── DATA LISTING

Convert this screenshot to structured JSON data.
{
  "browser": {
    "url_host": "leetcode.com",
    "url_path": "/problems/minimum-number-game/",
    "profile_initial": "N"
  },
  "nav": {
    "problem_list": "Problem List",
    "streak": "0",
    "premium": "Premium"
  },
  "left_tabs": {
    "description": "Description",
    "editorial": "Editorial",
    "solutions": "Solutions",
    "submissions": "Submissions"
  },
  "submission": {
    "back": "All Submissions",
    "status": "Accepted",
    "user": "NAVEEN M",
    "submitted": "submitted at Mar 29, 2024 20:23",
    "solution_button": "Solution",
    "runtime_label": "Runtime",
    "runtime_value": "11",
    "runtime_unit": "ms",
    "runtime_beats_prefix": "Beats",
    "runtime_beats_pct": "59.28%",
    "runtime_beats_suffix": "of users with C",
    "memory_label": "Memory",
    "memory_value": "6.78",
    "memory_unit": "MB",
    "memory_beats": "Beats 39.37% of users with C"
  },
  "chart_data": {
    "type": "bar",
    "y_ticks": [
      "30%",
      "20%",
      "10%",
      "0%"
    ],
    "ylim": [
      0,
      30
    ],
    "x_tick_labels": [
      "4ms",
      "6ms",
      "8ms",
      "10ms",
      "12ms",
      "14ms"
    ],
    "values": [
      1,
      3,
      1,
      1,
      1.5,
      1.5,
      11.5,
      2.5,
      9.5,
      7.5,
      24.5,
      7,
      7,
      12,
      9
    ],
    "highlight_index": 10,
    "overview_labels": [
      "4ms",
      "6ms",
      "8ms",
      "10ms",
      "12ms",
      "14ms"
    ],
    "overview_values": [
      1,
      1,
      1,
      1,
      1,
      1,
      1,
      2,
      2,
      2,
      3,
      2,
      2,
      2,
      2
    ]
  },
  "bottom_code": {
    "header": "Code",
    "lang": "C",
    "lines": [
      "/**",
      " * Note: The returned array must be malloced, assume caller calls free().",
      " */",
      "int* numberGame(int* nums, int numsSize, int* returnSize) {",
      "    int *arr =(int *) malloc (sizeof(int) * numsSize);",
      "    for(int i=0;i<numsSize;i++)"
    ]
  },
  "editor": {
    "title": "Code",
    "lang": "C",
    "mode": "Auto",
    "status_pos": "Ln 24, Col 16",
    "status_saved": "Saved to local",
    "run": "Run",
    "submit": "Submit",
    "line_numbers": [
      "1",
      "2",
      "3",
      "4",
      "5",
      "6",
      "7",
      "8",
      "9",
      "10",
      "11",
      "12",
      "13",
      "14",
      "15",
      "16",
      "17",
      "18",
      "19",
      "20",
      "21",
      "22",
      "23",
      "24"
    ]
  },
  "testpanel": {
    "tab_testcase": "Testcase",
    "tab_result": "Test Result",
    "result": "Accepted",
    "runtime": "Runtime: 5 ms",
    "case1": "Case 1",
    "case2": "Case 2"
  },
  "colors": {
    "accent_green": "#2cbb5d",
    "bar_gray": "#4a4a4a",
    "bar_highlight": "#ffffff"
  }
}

────

▸ THE PROBLEM: Each record should come back exactly as written.

▸ REPLY:
Convert this screenshot to structured JSON data.
{
  "browser": {
    "url_host": "leetcode.com",
    "url_path": "/problems/minimum-number-game/",
    "profile_initial": "N"
  },
  "nav": {
    "problem_list": "Problem List",
    "streak": "0",
    "premium": "Premium"
  },
  "left_tabs": {
    "description": "Description",
    "editorial": "Editorial",
    "solutions": "Solutions",
    "submissions": "Submissions"
  },
  "submission": {
    "back": "All Submissions",
    "status": "Accepted",
    "user": "NAVEEN M",
    "submitted": "submitted at Mar 29, 2024 20:23",
    "solution_button": "Solution",
    "runtime_label": "Runtime",
    "runtime_value": "11",
    "runtime_unit": "ms",
    "runtime_beats_prefix": "Beats",
    "runtime_beats_pct": "59.28%",
    "runtime_beats_suffix": "of users with C",
    "memory_label": "Memory",
    "memory_value": "6.78",
    "memory_unit": "MB",
    "memory_beats": "Beats 39.37% of users with C"
  },
  "chart_data": {
    "type": "bar",
    "y_ticks": [
      "30%",
      "20%",
      "10%",
      "0%"
    ],
    "ylim": [
      0,
      30
    ],
    "x_tick_labels": [
      "4ms",
      "6ms",
      "8ms",
      "10ms",
      "12ms",
      "14ms"
    ],
    "values": [
      1,
      3,
      1,
      1,
      1.5,
      1.5,
      11.5,
      2.5,
      9.5,
      7.5,
      24.5,
      7,
      7,
      12,
      9
    ],
    "highlight_index": 10,
    "overview_labels": [
      "4ms",
      "6ms",
      "8ms",
      "10ms",
      "12ms",
      "14ms"
    ],
    "overview_values": [
      1,
      1,
      1,
      1,
      1,
      1,
      1,
      2,
      2,
      2,
      3,
      2,
      2,
      2,
      2
    ]
  },
  "bottom_code": {
    "header": "Code",
    "lang": "C",
    "lines": [
      "/**",
      " * Note: The returned array must be malloced, assume caller calls free().",
      " */",
      "int* numberGame(int* nums, int numsSize, int* returnSize) {",
      "    int *arr =(int *) malloc (sizeof(int) * numsSize);",
      "    for(int i=0;i<numsSize;i++)"
    ]
  },
  "editor": {
    "title": "Code",
    "lang": "C",
    "mode": "Auto",
    "status_pos": "Ln 24, Col 16",
    "status_saved": "Saved to local",
    "run": "Run",
    "submit": "Submit",
    "line_numbers": [
      "1",
      "2",
      "3",
      "4",
      "5",
      "6",
      "7",
      "8",
      "9",
      "10",
      "11",
      "12",
      "13",
      "14",
      "15",
      "16",
      "17",
      "18",
      "19",
      "20",
      "21",
      "22",
      "23",
      "24"
    ]
  },
  "testpanel": {
    "tab_testcase": "Testcase",
    "tab_result": "Test Result",
    "result": "Accepted",
    "runtime": "Runtime: 5 ms",
    "case1": "Case 1",
    "case2": "Case 2"
  },
  "colors": {
    "accent_green": "#2cbb5d",
    "bar_gray": "#4a4a4a",
    "bar_highlight": "#ffffff"
  }
}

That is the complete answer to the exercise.